Records from a collection:
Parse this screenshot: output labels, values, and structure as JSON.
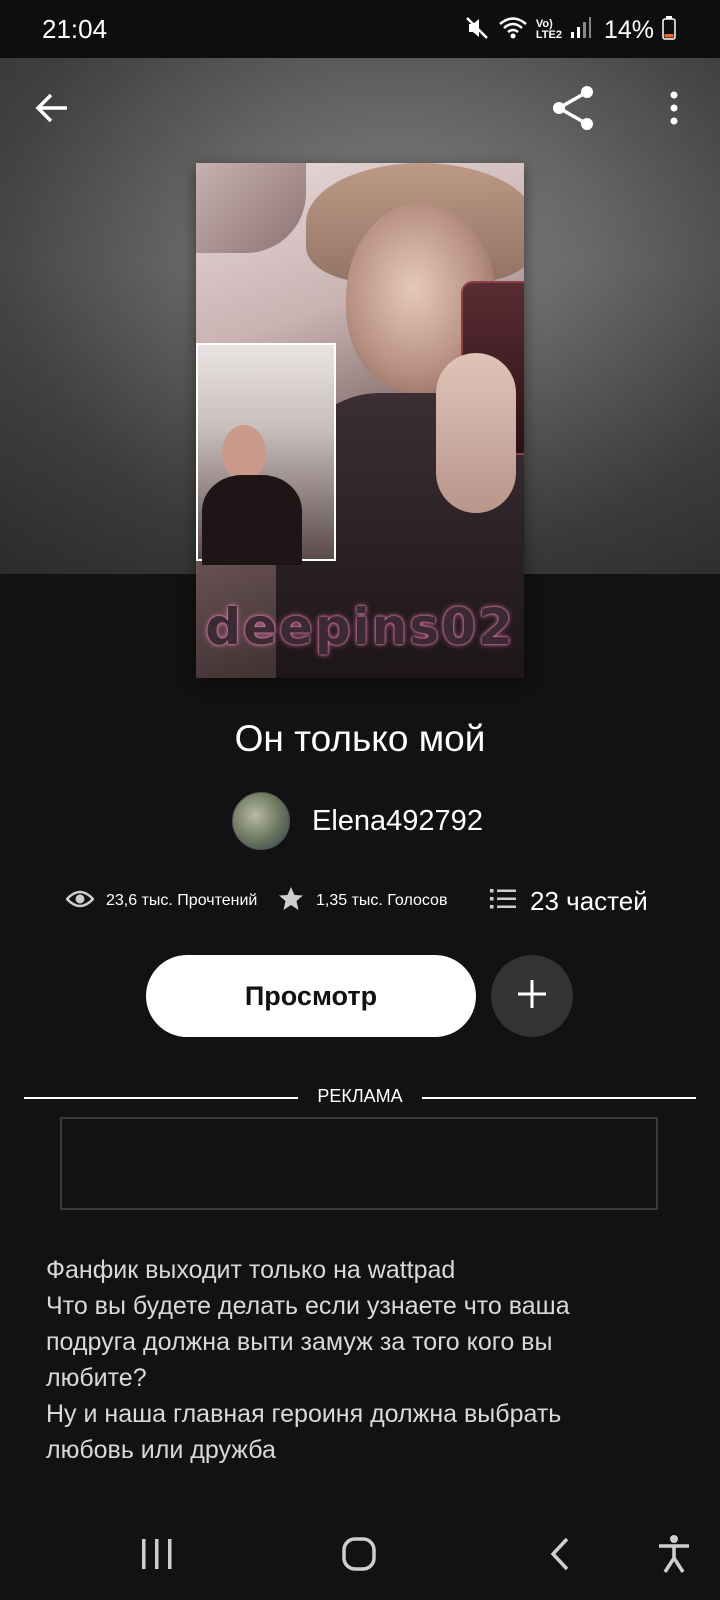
{
  "status_bar": {
    "time": "21:04",
    "battery": "14%",
    "network_label": "LTE2",
    "volte_label": "Vo)"
  },
  "story": {
    "title": "Он только мой",
    "author": "Elena492792",
    "cover_watermark": "deepins02"
  },
  "stats": {
    "reads": "23,6 тыс. Прочтений",
    "votes": "1,35 тыс. Голосов",
    "parts": "23 частей"
  },
  "actions": {
    "read_label": "Просмотр"
  },
  "ad": {
    "label": "РЕКЛАМА"
  },
  "description": [
    "Фанфик выходит только на wattpad",
    "Что вы будете делать если узнаете что ваша",
    "подруга должна выти замуж за того кого вы",
    "любите?",
    "Ну и наша главная героиня должна выбрать",
    "любовь или дружба"
  ],
  "colors": {
    "background": "#121214",
    "button_bg": "#ffffff",
    "add_button_bg": "#333336",
    "battery_low": "#e8632a"
  },
  "icons": {
    "back": "back-arrow-icon",
    "share": "share-icon",
    "more": "more-vertical-icon",
    "reads": "eye-icon",
    "votes": "star-icon",
    "parts": "list-icon",
    "add": "plus-icon",
    "nav_recents": "recents-icon",
    "nav_home": "home-icon",
    "nav_back": "nav-back-icon",
    "accessibility": "accessibility-icon"
  }
}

**Given problem:**
All of the material above should be reproduced exactly, except the pictures.

**Finished exercise:**
Parse this screenshot: output labels, values, and structure as JSON.
{
  "status_bar": {
    "time": "21:04",
    "battery": "14%",
    "network_label": "LTE2",
    "volte_label": "Vo)"
  },
  "story": {
    "title": "Он только мой",
    "author": "Elena492792",
    "cover_watermark": "deepins02"
  },
  "stats": {
    "reads": "23,6 тыс. Прочтений",
    "votes": "1,35 тыс. Голосов",
    "parts": "23 частей"
  },
  "actions": {
    "read_label": "Просмотр"
  },
  "ad": {
    "label": "РЕКЛАМА"
  },
  "description": [
    "Фанфик выходит только на wattpad",
    "Что вы будете делать если узнаете что ваша",
    "подруга должна выти замуж за того кого вы",
    "любите?",
    "Ну и наша главная героиня должна выбрать",
    "любовь или дружба"
  ],
  "colors": {
    "background": "#121214",
    "button_bg": "#ffffff",
    "add_button_bg": "#333336",
    "battery_low": "#e8632a"
  },
  "icons": {
    "back": "back-arrow-icon",
    "share": "share-icon",
    "more": "more-vertical-icon",
    "reads": "eye-icon",
    "votes": "star-icon",
    "parts": "list-icon",
    "add": "plus-icon",
    "nav_recents": "recents-icon",
    "nav_home": "home-icon",
    "nav_back": "nav-back-icon",
    "accessibility": "accessibility-icon"
  }
}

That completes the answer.